Data entries —

↓↓↓

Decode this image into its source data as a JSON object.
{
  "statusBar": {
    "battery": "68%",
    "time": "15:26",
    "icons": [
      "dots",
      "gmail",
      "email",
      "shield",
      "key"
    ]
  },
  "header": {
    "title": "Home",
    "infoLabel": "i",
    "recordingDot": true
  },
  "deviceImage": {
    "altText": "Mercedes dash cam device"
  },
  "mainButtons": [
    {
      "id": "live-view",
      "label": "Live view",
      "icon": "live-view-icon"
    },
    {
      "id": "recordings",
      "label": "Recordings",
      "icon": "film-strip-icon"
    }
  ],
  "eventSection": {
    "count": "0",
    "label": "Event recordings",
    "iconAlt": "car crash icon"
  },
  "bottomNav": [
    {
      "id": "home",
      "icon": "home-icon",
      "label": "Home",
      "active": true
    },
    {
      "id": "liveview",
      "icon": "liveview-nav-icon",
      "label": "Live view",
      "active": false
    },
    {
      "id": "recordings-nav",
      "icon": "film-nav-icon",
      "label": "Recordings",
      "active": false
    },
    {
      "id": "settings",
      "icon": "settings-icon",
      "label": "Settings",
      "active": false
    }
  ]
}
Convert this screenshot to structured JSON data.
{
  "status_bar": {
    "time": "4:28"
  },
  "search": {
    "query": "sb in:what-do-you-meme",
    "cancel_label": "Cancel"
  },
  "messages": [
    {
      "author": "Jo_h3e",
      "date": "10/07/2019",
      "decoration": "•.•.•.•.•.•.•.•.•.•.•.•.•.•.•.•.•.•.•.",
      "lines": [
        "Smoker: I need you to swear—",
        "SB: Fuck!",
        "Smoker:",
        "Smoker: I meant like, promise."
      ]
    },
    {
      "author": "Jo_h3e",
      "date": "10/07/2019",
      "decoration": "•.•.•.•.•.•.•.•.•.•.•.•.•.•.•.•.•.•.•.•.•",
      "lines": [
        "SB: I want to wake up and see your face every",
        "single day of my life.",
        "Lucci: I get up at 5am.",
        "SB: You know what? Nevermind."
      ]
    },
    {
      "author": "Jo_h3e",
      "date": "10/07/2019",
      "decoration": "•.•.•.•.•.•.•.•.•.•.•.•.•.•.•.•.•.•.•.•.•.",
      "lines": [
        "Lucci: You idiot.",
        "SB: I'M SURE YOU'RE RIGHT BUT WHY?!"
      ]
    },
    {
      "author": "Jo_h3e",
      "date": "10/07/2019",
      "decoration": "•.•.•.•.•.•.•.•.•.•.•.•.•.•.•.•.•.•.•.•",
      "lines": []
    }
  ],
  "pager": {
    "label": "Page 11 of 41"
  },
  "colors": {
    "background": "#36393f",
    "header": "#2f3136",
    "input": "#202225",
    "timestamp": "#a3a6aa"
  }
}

↑↑↑

Directive —
Find the line that contains "Convert this screenshot" in the listing above. Retype it and every line after it up to the last, exactly, and nothing else.

Result below —
Convert this screenshot to structured JSON data.
{
  "status_bar": {
    "time": "4:28"
  },
  "search": {
    "query": "sb in:what-do-you-meme",
    "cancel_label": "Cancel"
  },
  "messages": [
    {
      "author": "Jo_h3e",
      "date": "10/07/2019",
      "decoration": "•.•.•.•.•.•.•.•.•.•.•.•.•.•.•.•.•.•.•.",
      "lines": [
        "Smoker: I need you to swear—",
        "SB: Fuck!",
        "Smoker:",
        "Smoker: I meant like, promise."
      ]
    },
    {
      "author": "Jo_h3e",
      "date": "10/07/2019",
      "decoration": "•.•.•.•.•.•.•.•.•.•.•.•.•.•.•.•.•.•.•.•.•",
      "lines": [
        "SB: I want to wake up and see your face every",
        "single day of my life.",
        "Lucci: I get up at 5am.",
        "SB: You know what? Nevermind."
      ]
    },
    {
      "author": "Jo_h3e",
      "date": "10/07/2019",
      "decoration": "•.•.•.•.•.•.•.•.•.•.•.•.•.•.•.•.•.•.•.•.•.",
      "lines": [
        "Lucci: You idiot.",
        "SB: I'M SURE YOU'RE RIGHT BUT WHY?!"
      ]
    },
    {
      "author": "Jo_h3e",
      "date": "10/07/2019",
      "decoration": "•.•.•.•.•.•.•.•.•.•.•.•.•.•.•.•.•.•.•.•",
      "lines": []
    }
  ],
  "pager": {
    "label": "Page 11 of 41"
  },
  "colors": {
    "background": "#36393f",
    "header": "#2f3136",
    "input": "#202225",
    "timestamp": "#a3a6aa"
  }
}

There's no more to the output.